▶ Input rows
*****

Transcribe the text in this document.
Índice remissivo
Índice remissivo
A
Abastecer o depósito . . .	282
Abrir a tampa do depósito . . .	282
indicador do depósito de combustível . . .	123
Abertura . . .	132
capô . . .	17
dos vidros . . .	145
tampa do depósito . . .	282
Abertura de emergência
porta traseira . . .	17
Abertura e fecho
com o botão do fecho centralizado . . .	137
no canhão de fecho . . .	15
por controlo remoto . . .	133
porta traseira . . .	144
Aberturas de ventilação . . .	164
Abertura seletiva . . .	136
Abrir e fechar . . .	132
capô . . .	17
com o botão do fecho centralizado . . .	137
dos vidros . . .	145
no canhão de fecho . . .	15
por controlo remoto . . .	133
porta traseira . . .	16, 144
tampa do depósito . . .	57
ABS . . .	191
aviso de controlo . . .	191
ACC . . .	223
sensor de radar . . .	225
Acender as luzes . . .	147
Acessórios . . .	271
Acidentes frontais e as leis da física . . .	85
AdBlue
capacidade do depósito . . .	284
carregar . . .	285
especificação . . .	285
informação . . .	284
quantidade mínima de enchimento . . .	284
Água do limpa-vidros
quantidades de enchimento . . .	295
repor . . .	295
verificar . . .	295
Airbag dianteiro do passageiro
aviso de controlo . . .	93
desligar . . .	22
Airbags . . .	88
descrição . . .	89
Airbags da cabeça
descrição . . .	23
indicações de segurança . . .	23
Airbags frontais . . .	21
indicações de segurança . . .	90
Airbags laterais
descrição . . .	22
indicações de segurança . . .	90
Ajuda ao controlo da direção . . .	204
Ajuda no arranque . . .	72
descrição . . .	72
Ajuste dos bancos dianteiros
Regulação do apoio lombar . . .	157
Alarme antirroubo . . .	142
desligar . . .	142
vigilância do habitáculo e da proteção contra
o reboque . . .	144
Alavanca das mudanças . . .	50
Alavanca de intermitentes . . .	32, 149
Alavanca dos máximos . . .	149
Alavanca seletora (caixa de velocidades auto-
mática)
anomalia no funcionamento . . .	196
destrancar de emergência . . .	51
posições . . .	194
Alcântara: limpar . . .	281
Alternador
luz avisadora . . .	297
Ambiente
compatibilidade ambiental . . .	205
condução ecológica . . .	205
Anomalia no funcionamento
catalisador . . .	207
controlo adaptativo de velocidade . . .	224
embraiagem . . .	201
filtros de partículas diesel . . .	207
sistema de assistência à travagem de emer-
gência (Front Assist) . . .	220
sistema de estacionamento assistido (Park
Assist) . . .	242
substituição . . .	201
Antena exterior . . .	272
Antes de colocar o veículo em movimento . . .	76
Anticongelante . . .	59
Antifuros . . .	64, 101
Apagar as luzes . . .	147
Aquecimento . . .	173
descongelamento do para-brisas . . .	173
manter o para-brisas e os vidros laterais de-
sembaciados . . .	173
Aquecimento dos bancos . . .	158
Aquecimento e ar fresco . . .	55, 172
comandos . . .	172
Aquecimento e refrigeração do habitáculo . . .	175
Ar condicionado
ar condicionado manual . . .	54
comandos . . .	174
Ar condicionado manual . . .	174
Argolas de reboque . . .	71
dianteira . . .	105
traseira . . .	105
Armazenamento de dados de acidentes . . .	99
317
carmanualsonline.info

*****

Transcribe all of the lines in the records precisely.

▶ Response below
Transcribe the text in this document.
Índice remissivo
Índice remissivo
A
Abastecer o depósito . . .	282
Abrir a tampa do depósito . . .	282
indicador do depósito de combustível . . .	123
Abertura . . .	132
capô . . .	17
dos vidros . . .	145
tampa do depósito . . .	282
Abertura de emergência
porta traseira . . .	17
Abertura e fecho
com o botão do fecho centralizado . . .	137
no canhão de fecho . . .	15
por controlo remoto . . .	133
porta traseira . . .	144
Aberturas de ventilação . . .	164
Abertura seletiva . . .	136
Abrir e fechar . . .	132
capô . . .	17
com o botão do fecho centralizado . . .	137
dos vidros . . .	145
no canhão de fecho . . .	15
por controlo remoto . . .	133
porta traseira . . .	16, 144
tampa do depósito . . .	57
ABS . . .	191
aviso de controlo . . .	191
ACC . . .	223
sensor de radar . . .	225
Acender as luzes . . .	147
Acessórios . . .	271
Acidentes frontais e as leis da física . . .	85
AdBlue
capacidade do depósito . . .	284
carregar . . .	285
especificação . . .	285
informação . . .	284
quantidade mínima de enchimento . . .	284
Água do limpa-vidros
quantidades de enchimento . . .	295
repor . . .	295
verificar . . .	295
Airbag dianteiro do passageiro
aviso de controlo . . .	93
desligar . . .	22
Airbags . . .	88
descrição . . .	89
Airbags da cabeça
descrição . . .	23
indicações de segurança . . .	23
Airbags frontais . . .	21
indicações de segurança . . .	90
Airbags laterais
descrição . . .	22
indicações de segurança . . .	90
Ajuda ao controlo da direção . . .	204
Ajuda no arranque . . .	72
descrição . . .	72
Ajuste dos bancos dianteiros
Regulação do apoio lombar . . .	157
Alarme antirroubo . . .	142
desligar . . .	142
vigilância do habitáculo e da proteção contra
o reboque . . .	144
Alavanca das mudanças . . .	50
Alavanca de intermitentes . . .	32, 149
Alavanca dos máximos . . .	149
Alavanca seletora (caixa de velocidades auto-
mática)
anomalia no funcionamento . . .	196
destrancar de emergência . . .	51
posições . . .	194
Alcântara: limpar . . .	281
Alternador
luz avisadora . . .	297
Ambiente
compatibilidade ambiental . . .	205
condução ecológica . . .	205
Anomalia no funcionamento
catalisador . . .	207
controlo adaptativo de velocidade . . .	224
embraiagem . . .	201
filtros de partículas diesel . . .	207
sistema de assistência à travagem de emer-
gência (Front Assist) . . .	220
sistema de estacionamento assistido (Park
Assist) . . .	242
substituição . . .	201
Antena exterior . . .	272
Antes de colocar o veículo em movimento . . .	76
Anticongelante . . .	59
Antifuros . . .	64, 101
Apagar as luzes . . .	147
Aquecimento . . .	173
descongelamento do para-brisas . . .	173
manter o para-brisas e os vidros laterais de-
sembaciados . . .	173
Aquecimento dos bancos . . .	158
Aquecimento e ar fresco . . .	55, 172
comandos . . .	172
Aquecimento e refrigeração do habitáculo . . .	175
Ar condicionado
ar condicionado manual . . .	54
comandos . . .	174
Ar condicionado manual . . .	174
Argolas de reboque . . .	71
dianteira . . .	105
traseira . . .	105
Armazenamento de dados de acidentes . . .	99
317
carmanualsonline.info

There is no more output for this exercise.